[start Exercise input]

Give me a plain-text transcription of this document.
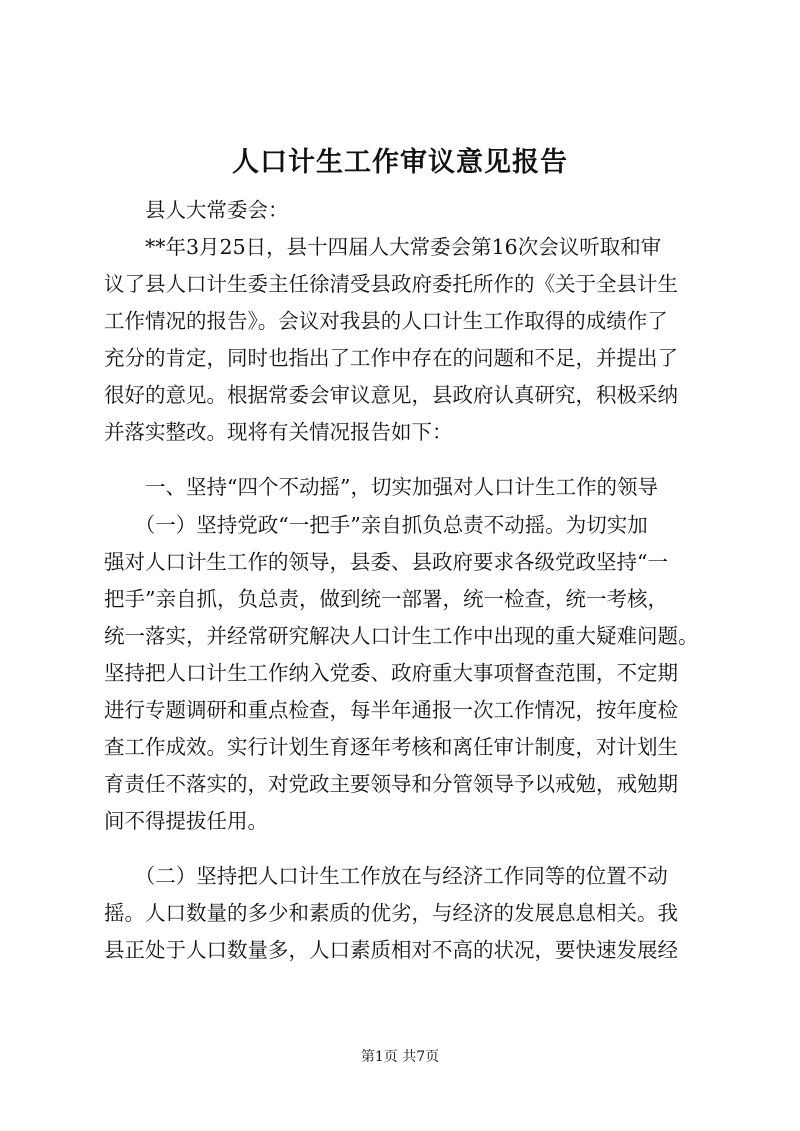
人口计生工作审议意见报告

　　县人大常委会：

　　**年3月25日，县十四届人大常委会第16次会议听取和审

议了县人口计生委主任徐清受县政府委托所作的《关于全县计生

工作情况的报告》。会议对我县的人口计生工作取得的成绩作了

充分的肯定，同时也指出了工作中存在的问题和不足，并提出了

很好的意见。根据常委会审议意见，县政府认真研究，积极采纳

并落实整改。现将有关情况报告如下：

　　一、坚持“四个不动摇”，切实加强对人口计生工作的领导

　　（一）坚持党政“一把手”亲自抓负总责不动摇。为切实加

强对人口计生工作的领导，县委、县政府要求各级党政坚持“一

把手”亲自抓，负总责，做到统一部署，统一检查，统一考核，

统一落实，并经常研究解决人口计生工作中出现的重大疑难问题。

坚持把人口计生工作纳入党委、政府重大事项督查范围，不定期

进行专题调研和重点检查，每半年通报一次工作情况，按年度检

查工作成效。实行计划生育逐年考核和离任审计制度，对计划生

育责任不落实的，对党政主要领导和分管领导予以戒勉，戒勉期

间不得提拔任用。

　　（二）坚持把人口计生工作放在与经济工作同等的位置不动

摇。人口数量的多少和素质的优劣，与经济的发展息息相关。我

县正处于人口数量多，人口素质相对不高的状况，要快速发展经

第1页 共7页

[end Exercise input]
[start Exercise input]

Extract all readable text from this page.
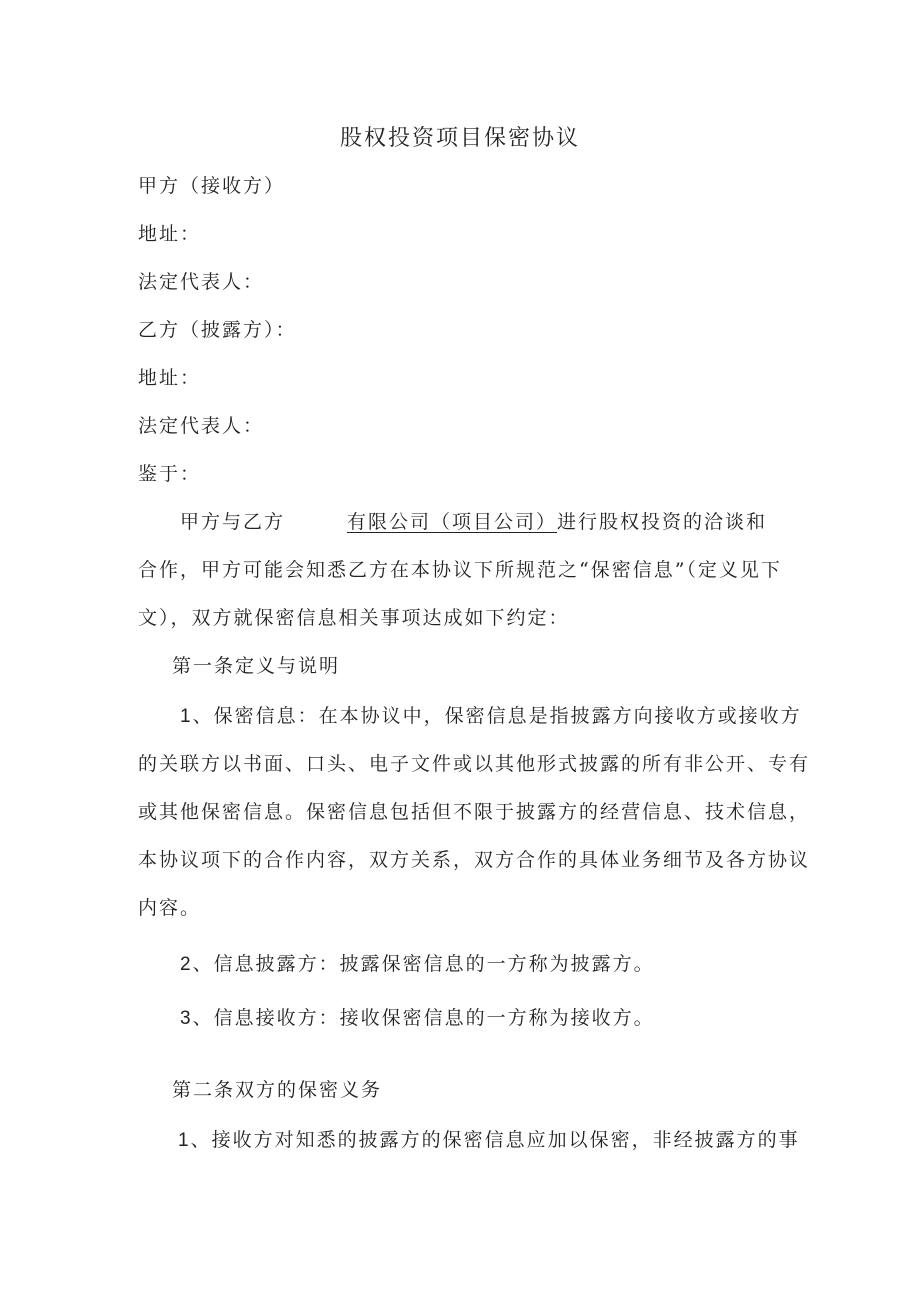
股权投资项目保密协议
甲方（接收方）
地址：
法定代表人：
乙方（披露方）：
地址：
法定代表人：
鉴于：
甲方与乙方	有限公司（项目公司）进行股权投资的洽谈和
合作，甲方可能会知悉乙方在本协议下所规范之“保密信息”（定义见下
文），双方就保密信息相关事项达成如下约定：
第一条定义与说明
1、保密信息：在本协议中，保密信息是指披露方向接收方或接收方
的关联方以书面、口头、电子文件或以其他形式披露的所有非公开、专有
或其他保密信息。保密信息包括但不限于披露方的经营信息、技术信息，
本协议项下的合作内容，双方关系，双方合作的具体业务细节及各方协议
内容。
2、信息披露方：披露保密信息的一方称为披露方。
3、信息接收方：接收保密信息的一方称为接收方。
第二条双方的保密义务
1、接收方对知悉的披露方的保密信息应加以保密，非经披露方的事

[end Exercise input]
[start Exercise input]

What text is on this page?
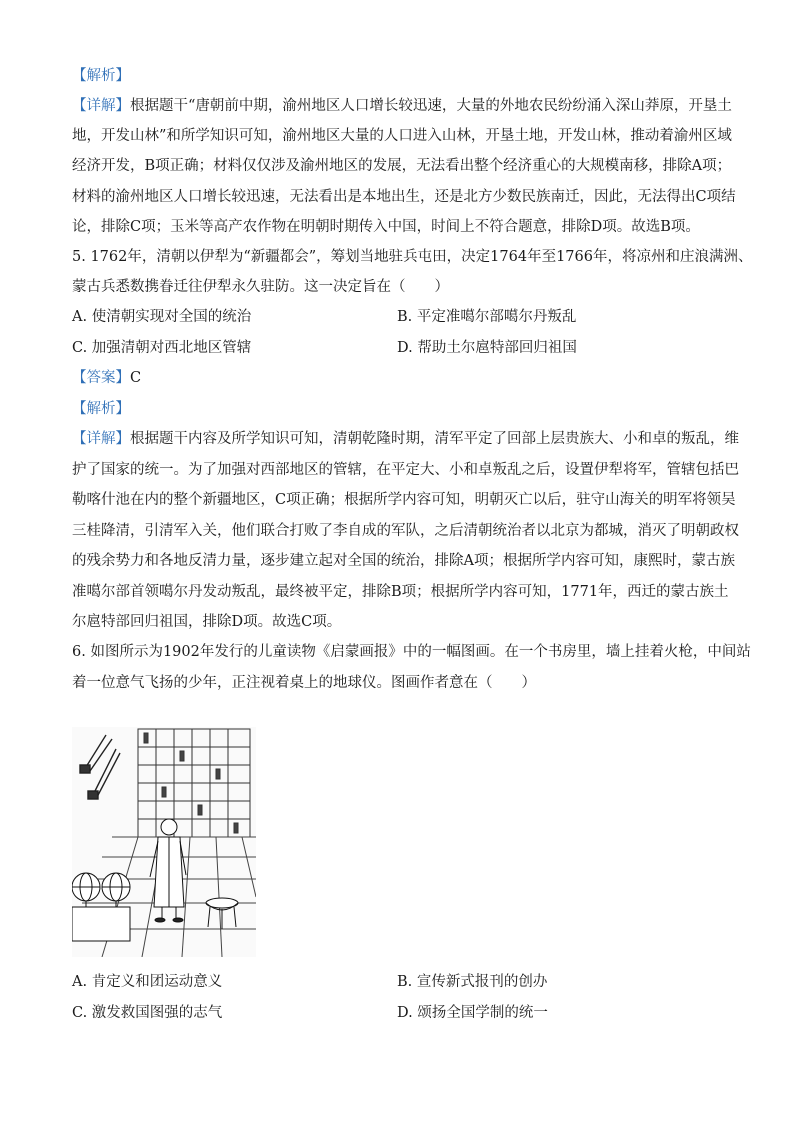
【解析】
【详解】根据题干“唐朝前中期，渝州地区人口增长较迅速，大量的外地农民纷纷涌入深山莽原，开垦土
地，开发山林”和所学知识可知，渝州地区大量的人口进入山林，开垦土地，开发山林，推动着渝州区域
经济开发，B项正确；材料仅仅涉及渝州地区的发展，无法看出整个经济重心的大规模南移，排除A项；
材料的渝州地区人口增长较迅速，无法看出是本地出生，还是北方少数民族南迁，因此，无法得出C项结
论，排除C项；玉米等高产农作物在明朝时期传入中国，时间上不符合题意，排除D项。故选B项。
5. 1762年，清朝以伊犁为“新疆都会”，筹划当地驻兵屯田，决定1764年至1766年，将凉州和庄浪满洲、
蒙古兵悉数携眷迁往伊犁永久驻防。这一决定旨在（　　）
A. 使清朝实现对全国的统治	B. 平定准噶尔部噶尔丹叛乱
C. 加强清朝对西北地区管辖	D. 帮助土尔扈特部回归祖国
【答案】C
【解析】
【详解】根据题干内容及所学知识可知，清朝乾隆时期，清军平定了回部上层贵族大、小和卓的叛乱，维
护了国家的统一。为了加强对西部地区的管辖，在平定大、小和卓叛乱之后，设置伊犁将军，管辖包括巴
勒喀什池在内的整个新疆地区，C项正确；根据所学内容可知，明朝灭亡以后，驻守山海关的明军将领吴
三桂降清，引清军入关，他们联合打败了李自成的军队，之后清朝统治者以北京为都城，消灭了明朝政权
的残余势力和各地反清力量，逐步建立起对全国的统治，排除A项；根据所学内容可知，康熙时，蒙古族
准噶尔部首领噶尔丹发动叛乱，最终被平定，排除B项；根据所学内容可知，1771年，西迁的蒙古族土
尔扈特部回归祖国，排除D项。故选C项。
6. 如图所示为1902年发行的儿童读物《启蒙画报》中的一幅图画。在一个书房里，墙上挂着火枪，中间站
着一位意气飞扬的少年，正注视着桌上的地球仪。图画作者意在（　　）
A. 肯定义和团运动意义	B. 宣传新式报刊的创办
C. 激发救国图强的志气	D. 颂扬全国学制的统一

[end Exercise input]

## [Objective]
Copy each line of the data above that holds "this".

## [Answer to the task]
Give me a plain-text transcription of this document.
Extract all readable text from this page.
What text is on this page?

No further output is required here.